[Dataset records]

**********

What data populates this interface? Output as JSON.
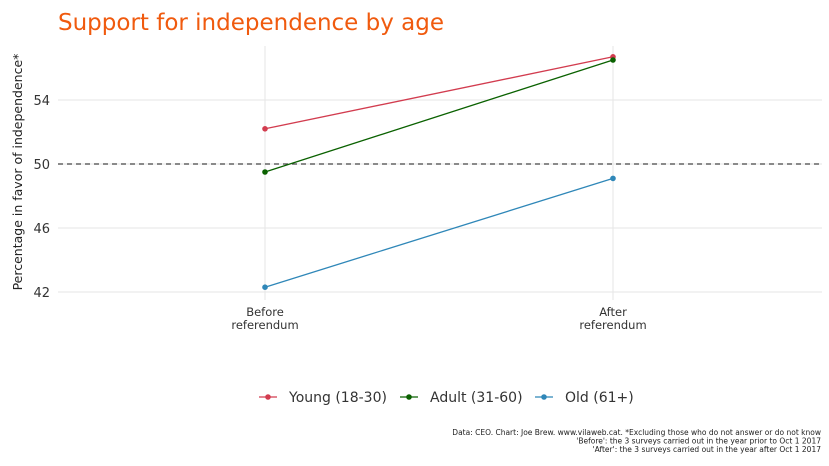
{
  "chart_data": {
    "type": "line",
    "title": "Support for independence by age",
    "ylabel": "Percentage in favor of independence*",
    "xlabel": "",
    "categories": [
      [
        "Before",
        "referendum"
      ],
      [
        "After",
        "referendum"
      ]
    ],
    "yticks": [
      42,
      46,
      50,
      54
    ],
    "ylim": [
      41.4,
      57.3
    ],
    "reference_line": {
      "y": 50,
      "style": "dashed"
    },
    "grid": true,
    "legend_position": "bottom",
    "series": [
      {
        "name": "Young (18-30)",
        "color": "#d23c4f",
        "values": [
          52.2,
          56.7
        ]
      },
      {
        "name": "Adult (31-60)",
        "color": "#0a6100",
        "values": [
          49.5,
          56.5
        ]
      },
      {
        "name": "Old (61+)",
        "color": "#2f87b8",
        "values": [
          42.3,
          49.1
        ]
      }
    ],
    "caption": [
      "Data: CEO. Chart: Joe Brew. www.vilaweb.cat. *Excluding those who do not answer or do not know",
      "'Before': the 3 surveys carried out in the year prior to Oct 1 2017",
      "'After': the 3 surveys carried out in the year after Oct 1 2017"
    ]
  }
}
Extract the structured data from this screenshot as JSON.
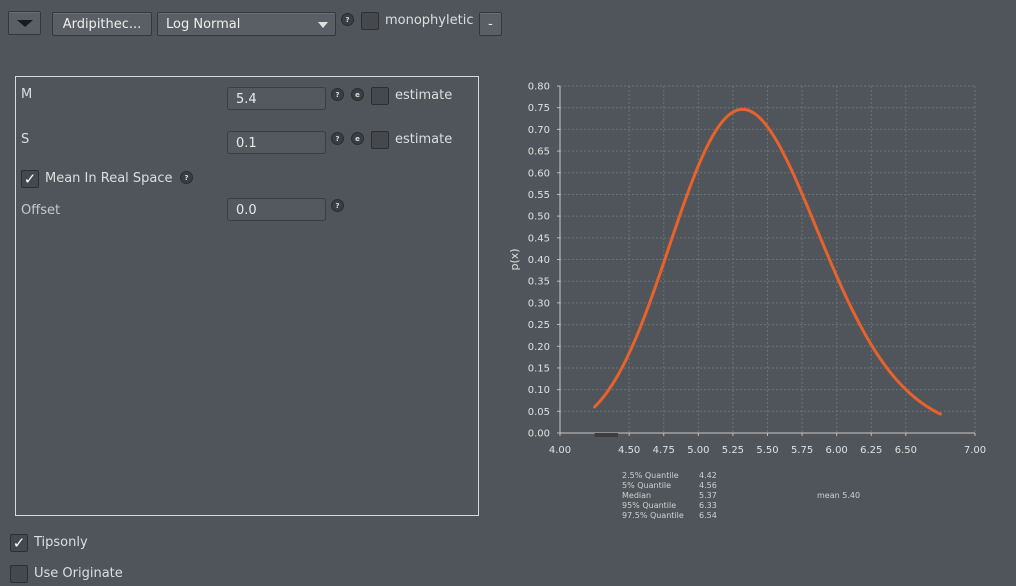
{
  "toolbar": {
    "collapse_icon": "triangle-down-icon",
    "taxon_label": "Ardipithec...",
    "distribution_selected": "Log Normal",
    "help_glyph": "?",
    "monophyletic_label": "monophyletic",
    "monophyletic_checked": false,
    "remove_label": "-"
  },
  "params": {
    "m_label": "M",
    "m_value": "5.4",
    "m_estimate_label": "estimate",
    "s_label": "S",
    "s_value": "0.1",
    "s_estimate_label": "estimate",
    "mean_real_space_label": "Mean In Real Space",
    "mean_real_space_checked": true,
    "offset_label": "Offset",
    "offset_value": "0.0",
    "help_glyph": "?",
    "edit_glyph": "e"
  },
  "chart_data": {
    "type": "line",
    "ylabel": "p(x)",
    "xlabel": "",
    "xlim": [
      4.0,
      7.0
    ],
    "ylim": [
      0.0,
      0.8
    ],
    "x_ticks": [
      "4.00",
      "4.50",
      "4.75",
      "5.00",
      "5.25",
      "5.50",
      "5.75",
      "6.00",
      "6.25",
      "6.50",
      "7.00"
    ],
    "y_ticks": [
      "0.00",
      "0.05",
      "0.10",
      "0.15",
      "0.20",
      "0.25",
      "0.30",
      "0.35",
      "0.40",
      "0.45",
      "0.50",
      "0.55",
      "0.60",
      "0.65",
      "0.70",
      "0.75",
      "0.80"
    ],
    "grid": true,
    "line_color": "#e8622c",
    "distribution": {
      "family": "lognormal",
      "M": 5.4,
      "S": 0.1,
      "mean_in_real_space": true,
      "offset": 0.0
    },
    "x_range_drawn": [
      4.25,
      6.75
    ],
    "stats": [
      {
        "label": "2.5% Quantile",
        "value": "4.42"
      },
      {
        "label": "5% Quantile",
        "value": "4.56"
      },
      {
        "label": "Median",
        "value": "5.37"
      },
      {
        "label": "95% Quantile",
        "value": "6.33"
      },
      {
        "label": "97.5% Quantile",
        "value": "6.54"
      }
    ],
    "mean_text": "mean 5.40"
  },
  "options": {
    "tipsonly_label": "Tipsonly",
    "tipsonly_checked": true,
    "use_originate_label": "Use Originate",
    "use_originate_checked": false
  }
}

**********

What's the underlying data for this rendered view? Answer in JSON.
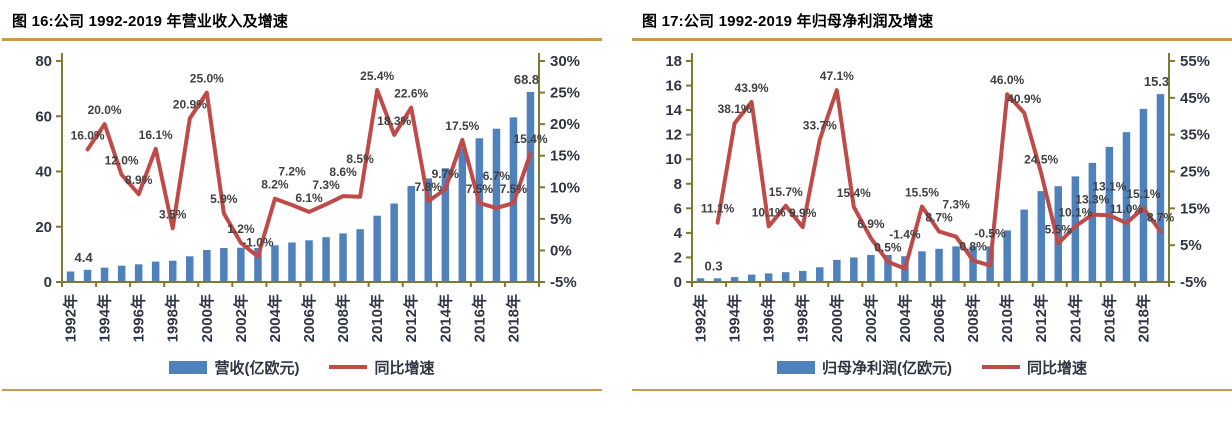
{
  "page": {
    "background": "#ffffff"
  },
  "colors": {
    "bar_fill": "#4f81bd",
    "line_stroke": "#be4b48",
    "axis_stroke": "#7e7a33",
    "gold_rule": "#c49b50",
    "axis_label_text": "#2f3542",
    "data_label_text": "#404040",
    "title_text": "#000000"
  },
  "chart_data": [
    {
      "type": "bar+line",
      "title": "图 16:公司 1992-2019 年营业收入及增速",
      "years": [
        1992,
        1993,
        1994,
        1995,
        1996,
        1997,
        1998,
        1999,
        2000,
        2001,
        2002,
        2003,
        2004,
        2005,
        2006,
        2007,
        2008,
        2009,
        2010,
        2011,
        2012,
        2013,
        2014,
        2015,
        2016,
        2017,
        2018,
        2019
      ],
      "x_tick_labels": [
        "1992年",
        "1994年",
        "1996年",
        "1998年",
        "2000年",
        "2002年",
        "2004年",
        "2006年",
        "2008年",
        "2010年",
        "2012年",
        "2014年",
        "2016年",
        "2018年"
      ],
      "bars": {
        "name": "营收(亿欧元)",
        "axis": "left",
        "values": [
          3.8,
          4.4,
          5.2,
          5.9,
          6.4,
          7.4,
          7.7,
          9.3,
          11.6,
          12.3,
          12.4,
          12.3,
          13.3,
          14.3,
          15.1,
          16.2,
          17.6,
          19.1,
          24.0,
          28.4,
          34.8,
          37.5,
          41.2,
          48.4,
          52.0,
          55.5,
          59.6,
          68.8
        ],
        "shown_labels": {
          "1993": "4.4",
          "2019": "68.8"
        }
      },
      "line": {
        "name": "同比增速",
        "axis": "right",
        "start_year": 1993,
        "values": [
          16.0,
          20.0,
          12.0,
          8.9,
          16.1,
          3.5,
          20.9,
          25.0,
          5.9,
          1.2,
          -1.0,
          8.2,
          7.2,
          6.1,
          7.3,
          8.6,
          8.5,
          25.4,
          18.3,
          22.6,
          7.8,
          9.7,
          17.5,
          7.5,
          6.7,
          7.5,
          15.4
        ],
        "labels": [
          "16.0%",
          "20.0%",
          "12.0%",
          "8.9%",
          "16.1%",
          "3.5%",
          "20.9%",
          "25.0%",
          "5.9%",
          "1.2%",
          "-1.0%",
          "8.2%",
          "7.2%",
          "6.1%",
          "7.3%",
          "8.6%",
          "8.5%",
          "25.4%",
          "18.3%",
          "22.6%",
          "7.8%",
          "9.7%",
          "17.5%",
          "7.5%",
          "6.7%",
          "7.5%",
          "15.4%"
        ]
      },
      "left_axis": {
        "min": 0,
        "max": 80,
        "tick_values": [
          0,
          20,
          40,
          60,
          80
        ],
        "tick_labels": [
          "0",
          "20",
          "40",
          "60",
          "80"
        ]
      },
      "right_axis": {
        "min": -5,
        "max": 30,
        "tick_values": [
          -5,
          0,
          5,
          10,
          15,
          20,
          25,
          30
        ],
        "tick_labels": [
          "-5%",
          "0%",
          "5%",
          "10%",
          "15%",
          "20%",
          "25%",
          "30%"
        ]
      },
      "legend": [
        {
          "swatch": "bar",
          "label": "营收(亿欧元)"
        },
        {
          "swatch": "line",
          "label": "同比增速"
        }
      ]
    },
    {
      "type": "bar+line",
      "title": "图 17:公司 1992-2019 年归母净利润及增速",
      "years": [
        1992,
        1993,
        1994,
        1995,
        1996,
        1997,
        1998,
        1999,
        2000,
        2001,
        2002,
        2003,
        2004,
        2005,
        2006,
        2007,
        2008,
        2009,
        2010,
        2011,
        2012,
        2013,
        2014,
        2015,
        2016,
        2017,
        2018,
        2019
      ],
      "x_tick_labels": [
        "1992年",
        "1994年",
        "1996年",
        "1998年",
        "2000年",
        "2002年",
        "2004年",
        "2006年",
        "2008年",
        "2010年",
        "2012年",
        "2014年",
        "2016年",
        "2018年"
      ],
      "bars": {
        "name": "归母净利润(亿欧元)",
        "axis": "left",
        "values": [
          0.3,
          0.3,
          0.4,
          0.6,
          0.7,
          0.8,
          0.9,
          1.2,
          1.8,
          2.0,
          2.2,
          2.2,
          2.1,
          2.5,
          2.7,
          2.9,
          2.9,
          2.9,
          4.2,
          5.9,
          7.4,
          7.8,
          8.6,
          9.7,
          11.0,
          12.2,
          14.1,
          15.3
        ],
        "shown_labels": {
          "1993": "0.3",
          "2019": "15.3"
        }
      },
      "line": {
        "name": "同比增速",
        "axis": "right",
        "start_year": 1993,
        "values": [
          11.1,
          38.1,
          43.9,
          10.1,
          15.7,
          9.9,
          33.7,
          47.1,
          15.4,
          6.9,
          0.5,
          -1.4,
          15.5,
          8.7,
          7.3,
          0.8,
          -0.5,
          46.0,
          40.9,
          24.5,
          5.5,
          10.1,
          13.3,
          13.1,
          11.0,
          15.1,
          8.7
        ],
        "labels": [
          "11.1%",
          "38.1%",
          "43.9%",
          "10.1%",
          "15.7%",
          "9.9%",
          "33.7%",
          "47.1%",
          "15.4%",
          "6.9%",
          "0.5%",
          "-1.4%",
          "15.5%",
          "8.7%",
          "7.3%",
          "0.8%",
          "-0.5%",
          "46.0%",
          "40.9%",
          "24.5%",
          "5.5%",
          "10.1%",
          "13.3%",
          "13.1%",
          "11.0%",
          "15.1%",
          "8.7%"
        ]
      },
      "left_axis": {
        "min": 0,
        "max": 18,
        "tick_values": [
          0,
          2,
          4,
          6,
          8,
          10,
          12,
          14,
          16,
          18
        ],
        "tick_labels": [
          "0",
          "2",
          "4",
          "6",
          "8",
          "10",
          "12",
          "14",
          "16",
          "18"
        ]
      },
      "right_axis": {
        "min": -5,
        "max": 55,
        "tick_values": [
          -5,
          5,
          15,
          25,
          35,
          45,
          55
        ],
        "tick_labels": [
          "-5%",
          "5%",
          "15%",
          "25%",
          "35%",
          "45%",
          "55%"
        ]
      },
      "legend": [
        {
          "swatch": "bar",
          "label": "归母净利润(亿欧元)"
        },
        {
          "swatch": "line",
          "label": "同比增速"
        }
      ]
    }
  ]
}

**********

» **WHAT YOU NEED TO DO**: Identify and copy the lines holding the word "estimate".

» **SOLUTION TO THIS EXERCISE**:
    "m_estimate_label": "estimate",
    "s_estimate_label": "estimate",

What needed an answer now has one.